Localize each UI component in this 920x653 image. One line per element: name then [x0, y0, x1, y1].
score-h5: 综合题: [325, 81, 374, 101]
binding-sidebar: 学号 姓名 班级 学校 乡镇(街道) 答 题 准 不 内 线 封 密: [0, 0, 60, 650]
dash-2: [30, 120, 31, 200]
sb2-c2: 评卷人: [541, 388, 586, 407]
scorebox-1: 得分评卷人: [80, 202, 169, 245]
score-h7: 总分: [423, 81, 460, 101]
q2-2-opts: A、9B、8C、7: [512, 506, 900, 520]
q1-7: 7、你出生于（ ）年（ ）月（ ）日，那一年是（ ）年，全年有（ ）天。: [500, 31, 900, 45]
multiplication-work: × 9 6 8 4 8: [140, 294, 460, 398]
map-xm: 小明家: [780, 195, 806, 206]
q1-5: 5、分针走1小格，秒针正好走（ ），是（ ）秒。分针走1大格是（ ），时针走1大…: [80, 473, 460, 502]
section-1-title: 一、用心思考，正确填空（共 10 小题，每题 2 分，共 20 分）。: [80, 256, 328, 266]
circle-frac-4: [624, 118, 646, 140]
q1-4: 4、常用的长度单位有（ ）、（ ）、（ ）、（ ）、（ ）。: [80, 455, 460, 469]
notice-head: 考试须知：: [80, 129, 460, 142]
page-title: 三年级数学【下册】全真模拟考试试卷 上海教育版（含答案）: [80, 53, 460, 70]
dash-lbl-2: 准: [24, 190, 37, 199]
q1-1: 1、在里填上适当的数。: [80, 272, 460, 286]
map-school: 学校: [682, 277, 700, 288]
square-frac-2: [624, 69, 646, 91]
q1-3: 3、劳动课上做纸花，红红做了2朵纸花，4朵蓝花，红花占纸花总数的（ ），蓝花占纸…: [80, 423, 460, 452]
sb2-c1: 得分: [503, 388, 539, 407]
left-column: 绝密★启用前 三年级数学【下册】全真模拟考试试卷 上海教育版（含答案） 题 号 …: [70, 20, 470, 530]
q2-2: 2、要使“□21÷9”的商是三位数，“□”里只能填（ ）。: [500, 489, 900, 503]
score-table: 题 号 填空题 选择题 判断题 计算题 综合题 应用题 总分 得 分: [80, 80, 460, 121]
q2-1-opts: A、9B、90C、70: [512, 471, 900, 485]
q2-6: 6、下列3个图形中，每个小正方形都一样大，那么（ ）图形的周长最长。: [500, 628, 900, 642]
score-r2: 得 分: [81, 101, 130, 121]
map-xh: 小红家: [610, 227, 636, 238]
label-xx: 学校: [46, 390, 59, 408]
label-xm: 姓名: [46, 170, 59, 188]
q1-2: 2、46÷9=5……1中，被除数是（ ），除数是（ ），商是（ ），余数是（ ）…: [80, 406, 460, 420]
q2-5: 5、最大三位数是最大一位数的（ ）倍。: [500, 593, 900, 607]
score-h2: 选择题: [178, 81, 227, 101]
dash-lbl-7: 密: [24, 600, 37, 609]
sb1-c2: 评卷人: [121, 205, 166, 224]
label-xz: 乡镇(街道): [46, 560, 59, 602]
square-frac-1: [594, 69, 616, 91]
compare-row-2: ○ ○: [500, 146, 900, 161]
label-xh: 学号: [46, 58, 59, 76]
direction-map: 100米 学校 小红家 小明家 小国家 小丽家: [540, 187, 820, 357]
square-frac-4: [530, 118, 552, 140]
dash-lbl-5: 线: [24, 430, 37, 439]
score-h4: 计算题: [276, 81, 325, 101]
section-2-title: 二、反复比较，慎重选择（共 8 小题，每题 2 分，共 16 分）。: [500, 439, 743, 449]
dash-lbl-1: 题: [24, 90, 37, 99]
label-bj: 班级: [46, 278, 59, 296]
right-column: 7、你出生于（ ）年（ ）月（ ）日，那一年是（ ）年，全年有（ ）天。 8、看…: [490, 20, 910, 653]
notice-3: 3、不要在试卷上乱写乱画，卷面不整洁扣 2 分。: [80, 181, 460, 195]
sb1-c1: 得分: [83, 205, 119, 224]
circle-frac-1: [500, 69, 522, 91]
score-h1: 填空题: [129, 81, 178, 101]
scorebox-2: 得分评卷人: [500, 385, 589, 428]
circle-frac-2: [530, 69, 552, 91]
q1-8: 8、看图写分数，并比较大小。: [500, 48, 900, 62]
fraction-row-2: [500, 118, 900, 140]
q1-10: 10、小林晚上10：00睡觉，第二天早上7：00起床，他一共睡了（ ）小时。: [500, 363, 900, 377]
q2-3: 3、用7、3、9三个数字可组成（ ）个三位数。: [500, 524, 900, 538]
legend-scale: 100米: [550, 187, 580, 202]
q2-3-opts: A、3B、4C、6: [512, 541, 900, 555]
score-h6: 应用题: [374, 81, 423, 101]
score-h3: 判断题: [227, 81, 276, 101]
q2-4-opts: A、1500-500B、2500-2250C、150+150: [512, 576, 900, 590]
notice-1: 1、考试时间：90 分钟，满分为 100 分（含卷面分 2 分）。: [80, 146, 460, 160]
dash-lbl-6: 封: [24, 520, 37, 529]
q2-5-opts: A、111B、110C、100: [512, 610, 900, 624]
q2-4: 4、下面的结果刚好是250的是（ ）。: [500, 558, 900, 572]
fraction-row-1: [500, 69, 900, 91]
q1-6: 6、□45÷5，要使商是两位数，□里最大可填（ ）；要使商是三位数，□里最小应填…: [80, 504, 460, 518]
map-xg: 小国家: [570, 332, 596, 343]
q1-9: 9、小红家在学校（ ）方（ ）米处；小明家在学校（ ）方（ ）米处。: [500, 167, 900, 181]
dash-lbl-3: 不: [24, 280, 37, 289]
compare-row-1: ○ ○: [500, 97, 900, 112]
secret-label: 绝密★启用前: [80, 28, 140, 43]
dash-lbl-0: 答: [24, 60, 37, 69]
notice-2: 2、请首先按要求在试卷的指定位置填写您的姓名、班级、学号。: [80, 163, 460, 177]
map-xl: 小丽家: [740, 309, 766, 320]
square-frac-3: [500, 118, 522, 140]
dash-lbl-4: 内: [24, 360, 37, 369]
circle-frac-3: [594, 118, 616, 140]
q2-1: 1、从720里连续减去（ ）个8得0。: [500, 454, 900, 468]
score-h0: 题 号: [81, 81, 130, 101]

--- AIM ---
Rewrite all of the records above, replacing every occurrence of "评卷人" with "阅卷人" and leaving everything else unchanged.

--- COMPLETED EXERCISE ---
Localize each UI component in this 920x653 image. One line per element: name then [x0, y0, x1, y1].
score-h5: 综合题: [325, 81, 374, 101]
binding-sidebar: 学号 姓名 班级 学校 乡镇(街道) 答 题 准 不 内 线 封 密: [0, 0, 60, 650]
dash-2: [30, 120, 31, 200]
sb2-c2: 阅卷人: [541, 388, 586, 407]
scorebox-1: 得分阅卷人: [80, 202, 169, 245]
score-h7: 总分: [423, 81, 460, 101]
q2-2-opts: A、9B、8C、7: [512, 506, 900, 520]
q1-7: 7、你出生于（ ）年（ ）月（ ）日，那一年是（ ）年，全年有（ ）天。: [500, 31, 900, 45]
multiplication-work: × 9 6 8 4 8: [140, 294, 460, 398]
map-xm: 小明家: [780, 195, 806, 206]
q1-5: 5、分针走1小格，秒针正好走（ ），是（ ）秒。分针走1大格是（ ），时针走1大…: [80, 473, 460, 502]
section-1-title: 一、用心思考，正确填空（共 10 小题，每题 2 分，共 20 分）。: [80, 256, 328, 266]
circle-frac-4: [624, 118, 646, 140]
q1-4: 4、常用的长度单位有（ ）、（ ）、（ ）、（ ）、（ ）。: [80, 455, 460, 469]
notice-head: 考试须知：: [80, 129, 460, 142]
page-title: 三年级数学【下册】全真模拟考试试卷 上海教育版（含答案）: [80, 53, 460, 70]
dash-lbl-2: 准: [24, 190, 37, 199]
q1-1: 1、在里填上适当的数。: [80, 272, 460, 286]
map-school: 学校: [682, 277, 700, 288]
square-frac-2: [624, 69, 646, 91]
q1-3: 3、劳动课上做纸花，红红做了2朵纸花，4朵蓝花，红花占纸花总数的（ ），蓝花占纸…: [80, 423, 460, 452]
sb2-c1: 得分: [503, 388, 539, 407]
left-column: 绝密★启用前 三年级数学【下册】全真模拟考试试卷 上海教育版（含答案） 题 号 …: [70, 20, 470, 530]
q2-2: 2、要使“□21÷9”的商是三位数，“□”里只能填（ ）。: [500, 489, 900, 503]
score-table: 题 号 填空题 选择题 判断题 计算题 综合题 应用题 总分 得 分: [80, 80, 460, 121]
q2-1-opts: A、9B、90C、70: [512, 471, 900, 485]
q2-6: 6、下列3个图形中，每个小正方形都一样大，那么（ ）图形的周长最长。: [500, 628, 900, 642]
score-r2: 得 分: [81, 101, 130, 121]
map-xh: 小红家: [610, 227, 636, 238]
label-xx: 学校: [46, 390, 59, 408]
label-xm: 姓名: [46, 170, 59, 188]
q1-2: 2、46÷9=5……1中，被除数是（ ），除数是（ ），商是（ ），余数是（ ）…: [80, 406, 460, 420]
q2-5: 5、最大三位数是最大一位数的（ ）倍。: [500, 593, 900, 607]
score-h2: 选择题: [178, 81, 227, 101]
dash-lbl-7: 密: [24, 600, 37, 609]
sb1-c2: 阅卷人: [121, 205, 166, 224]
label-xz: 乡镇(街道): [46, 560, 59, 602]
square-frac-1: [594, 69, 616, 91]
compare-row-2: ○ ○: [500, 146, 900, 161]
label-xh: 学号: [46, 58, 59, 76]
direction-map: 100米 学校 小红家 小明家 小国家 小丽家: [540, 187, 820, 357]
square-frac-4: [530, 118, 552, 140]
dash-lbl-5: 线: [24, 430, 37, 439]
score-h4: 计算题: [276, 81, 325, 101]
section-2-title: 二、反复比较，慎重选择（共 8 小题，每题 2 分，共 16 分）。: [500, 439, 743, 449]
dash-lbl-1: 题: [24, 90, 37, 99]
label-bj: 班级: [46, 278, 59, 296]
right-column: 7、你出生于（ ）年（ ）月（ ）日，那一年是（ ）年，全年有（ ）天。 8、看…: [490, 20, 910, 653]
notice-3: 3、不要在试卷上乱写乱画，卷面不整洁扣 2 分。: [80, 181, 460, 195]
sb1-c1: 得分: [83, 205, 119, 224]
circle-frac-1: [500, 69, 522, 91]
score-h1: 填空题: [129, 81, 178, 101]
scorebox-2: 得分阅卷人: [500, 385, 589, 428]
circle-frac-2: [530, 69, 552, 91]
q1-8: 8、看图写分数，并比较大小。: [500, 48, 900, 62]
fraction-row-2: [500, 118, 900, 140]
q1-10: 10、小林晚上10：00睡觉，第二天早上7：00起床，他一共睡了（ ）小时。: [500, 363, 900, 377]
q2-3: 3、用7、3、9三个数字可组成（ ）个三位数。: [500, 524, 900, 538]
legend-scale: 100米: [550, 187, 580, 202]
q2-3-opts: A、3B、4C、6: [512, 541, 900, 555]
score-h6: 应用题: [374, 81, 423, 101]
score-h3: 判断题: [227, 81, 276, 101]
q2-4-opts: A、1500-500B、2500-2250C、150+150: [512, 576, 900, 590]
notice-1: 1、考试时间：90 分钟，满分为 100 分（含卷面分 2 分）。: [80, 146, 460, 160]
dash-lbl-6: 封: [24, 520, 37, 529]
q2-5-opts: A、111B、110C、100: [512, 610, 900, 624]
q2-4: 4、下面的结果刚好是250的是（ ）。: [500, 558, 900, 572]
fraction-row-1: [500, 69, 900, 91]
q1-6: 6、□45÷5，要使商是两位数，□里最大可填（ ）；要使商是三位数，□里最小应填…: [80, 504, 460, 518]
map-xg: 小国家: [570, 332, 596, 343]
q1-9: 9、小红家在学校（ ）方（ ）米处；小明家在学校（ ）方（ ）米处。: [500, 167, 900, 181]
dash-lbl-3: 不: [24, 280, 37, 289]
compare-row-1: ○ ○: [500, 97, 900, 112]
secret-label: 绝密★启用前: [80, 28, 140, 43]
dash-lbl-0: 答: [24, 60, 37, 69]
notice-2: 2、请首先按要求在试卷的指定位置填写您的姓名、班级、学号。: [80, 163, 460, 177]
map-xl: 小丽家: [740, 309, 766, 320]
square-frac-3: [500, 118, 522, 140]
dash-lbl-4: 内: [24, 360, 37, 369]
circle-frac-3: [594, 118, 616, 140]
q2-1: 1、从720里连续减去（ ）个8得0。: [500, 454, 900, 468]
score-h0: 题 号: [81, 81, 130, 101]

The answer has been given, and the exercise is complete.